● Stated exercise: Copy every line of the entries below without changing anything.

Start Exercise inputs

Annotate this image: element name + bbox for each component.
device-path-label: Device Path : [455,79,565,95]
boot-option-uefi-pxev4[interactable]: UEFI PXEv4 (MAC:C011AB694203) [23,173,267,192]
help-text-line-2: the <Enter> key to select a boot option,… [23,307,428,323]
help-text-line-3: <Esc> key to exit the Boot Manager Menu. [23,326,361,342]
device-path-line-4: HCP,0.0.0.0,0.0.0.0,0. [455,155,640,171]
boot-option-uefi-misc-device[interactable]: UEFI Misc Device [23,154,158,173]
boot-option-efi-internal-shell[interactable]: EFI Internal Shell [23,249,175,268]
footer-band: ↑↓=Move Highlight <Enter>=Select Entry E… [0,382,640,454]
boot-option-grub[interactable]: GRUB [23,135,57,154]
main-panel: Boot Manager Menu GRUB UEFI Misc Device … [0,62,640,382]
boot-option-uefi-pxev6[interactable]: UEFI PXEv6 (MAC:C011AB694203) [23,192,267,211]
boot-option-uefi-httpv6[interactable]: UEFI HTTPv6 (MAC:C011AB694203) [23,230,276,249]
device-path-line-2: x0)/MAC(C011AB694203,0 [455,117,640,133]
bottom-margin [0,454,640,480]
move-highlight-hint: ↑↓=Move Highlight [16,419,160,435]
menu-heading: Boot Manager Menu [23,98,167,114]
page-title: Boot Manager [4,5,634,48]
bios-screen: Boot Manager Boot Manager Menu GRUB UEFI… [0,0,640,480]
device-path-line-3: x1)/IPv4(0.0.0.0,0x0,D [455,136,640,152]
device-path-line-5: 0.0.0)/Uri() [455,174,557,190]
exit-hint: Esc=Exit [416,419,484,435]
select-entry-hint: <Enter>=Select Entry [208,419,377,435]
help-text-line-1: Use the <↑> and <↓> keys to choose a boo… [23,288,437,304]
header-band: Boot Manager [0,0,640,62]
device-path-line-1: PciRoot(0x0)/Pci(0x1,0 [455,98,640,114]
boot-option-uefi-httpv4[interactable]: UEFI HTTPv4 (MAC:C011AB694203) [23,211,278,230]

End Exercise inputs

● Exercise output:
Annotate this image: element name + bbox for each component.
device-path-label: Device Path : [455,79,565,95]
boot-option-uefi-pxev4[interactable]: UEFI PXEv4 (MAC:C011AB694203) [23,173,267,192]
help-text-line-2: the <Enter> key to select a boot option,… [23,307,428,323]
help-text-line-3: <Esc> key to exit the Boot Manager Menu. [23,326,361,342]
device-path-line-4: HCP,0.0.0.0,0.0.0.0,0. [455,155,640,171]
boot-option-uefi-misc-device[interactable]: UEFI Misc Device [23,154,158,173]
boot-option-efi-internal-shell[interactable]: EFI Internal Shell [23,249,175,268]
footer-band: ↑↓=Move Highlight <Enter>=Select Entry E… [0,382,640,454]
boot-option-grub[interactable]: GRUB [23,135,57,154]
main-panel: Boot Manager Menu GRUB UEFI Misc Device … [0,62,640,382]
boot-option-uefi-pxev6[interactable]: UEFI PXEv6 (MAC:C011AB694203) [23,192,267,211]
boot-option-uefi-httpv6[interactable]: UEFI HTTPv6 (MAC:C011AB694203) [23,230,276,249]
device-path-line-2: x0)/MAC(C011AB694203,0 [455,117,640,133]
bottom-margin [0,454,640,480]
move-highlight-hint: ↑↓=Move Highlight [16,419,160,435]
menu-heading: Boot Manager Menu [23,98,167,114]
page-title: Boot Manager [4,5,634,48]
bios-screen: Boot Manager Boot Manager Menu GRUB UEFI… [0,0,640,480]
device-path-line-3: x1)/IPv4(0.0.0.0,0x0,D [455,136,640,152]
device-path-line-5: 0.0.0)/Uri() [455,174,557,190]
exit-hint: Esc=Exit [416,419,484,435]
select-entry-hint: <Enter>=Select Entry [208,419,377,435]
help-text-line-1: Use the <↑> and <↓> keys to choose a boo… [23,288,437,304]
header-band: Boot Manager [0,0,640,62]
device-path-line-1: PciRoot(0x0)/Pci(0x1,0 [455,98,640,114]
boot-option-uefi-httpv4[interactable]: UEFI HTTPv4 (MAC:C011AB694203) [23,211,278,230]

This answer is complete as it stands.